#### [Dataset]
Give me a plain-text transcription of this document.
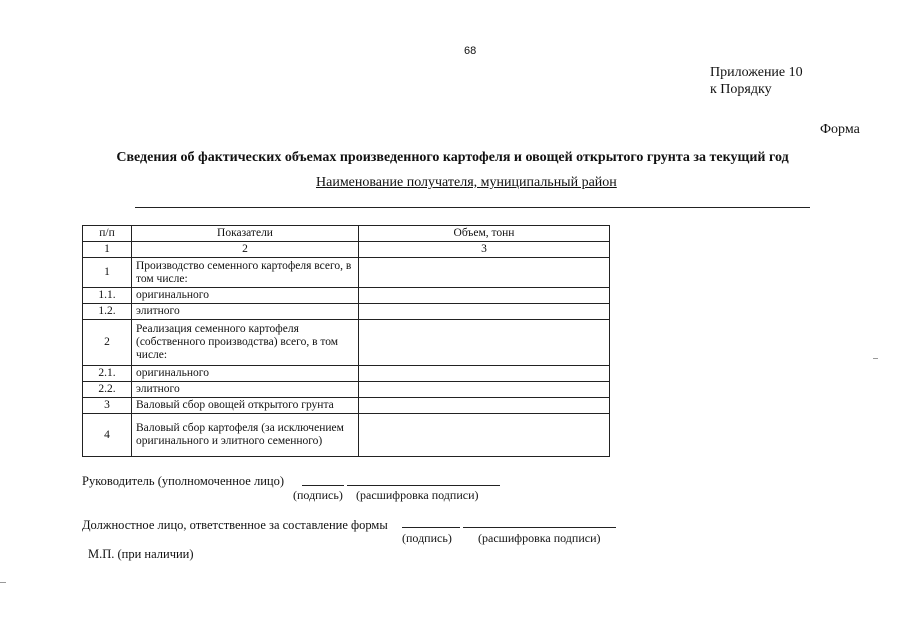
68
Приложение 10
к Порядку
Форма
Сведения об фактических объемах произведенного картофеля и овощей открытого грунта за текущий год
Наименование получателя, муниципальный район
п/п	Показатели	Объем, тонн
1	2	3
1	Производство семенного картофеля всего, в том числе:	
1.1.	оригинального	
1.2.	элитного	
2	Реализация семенного картофеля (собственного производства) всего, в том числе:	
2.1.	оригинального	
2.2.	элитного	
3	Валовый сбор овощей открытого грунта	
4	Валовый сбор картофеля (за исключением оригинального и элитного семенного)	
Руководитель (уполномоченное лицо)
(подпись) (расшифровка подписи)
Должностное лицо, ответственное за составление формы
(подпись) (расшифровка подписи)
М.П. (при наличии)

#### [Directions for this task]
Check each line of the records above for "семенного", and copy those that have it.

#### [Task output]
1	Производство семенного картофеля всего, в том числе:	
2	Реализация семенного картофеля (собственного производства) всего, в том числе:	
4	Валовый сбор картофеля (за исключением оригинального и элитного семенного)	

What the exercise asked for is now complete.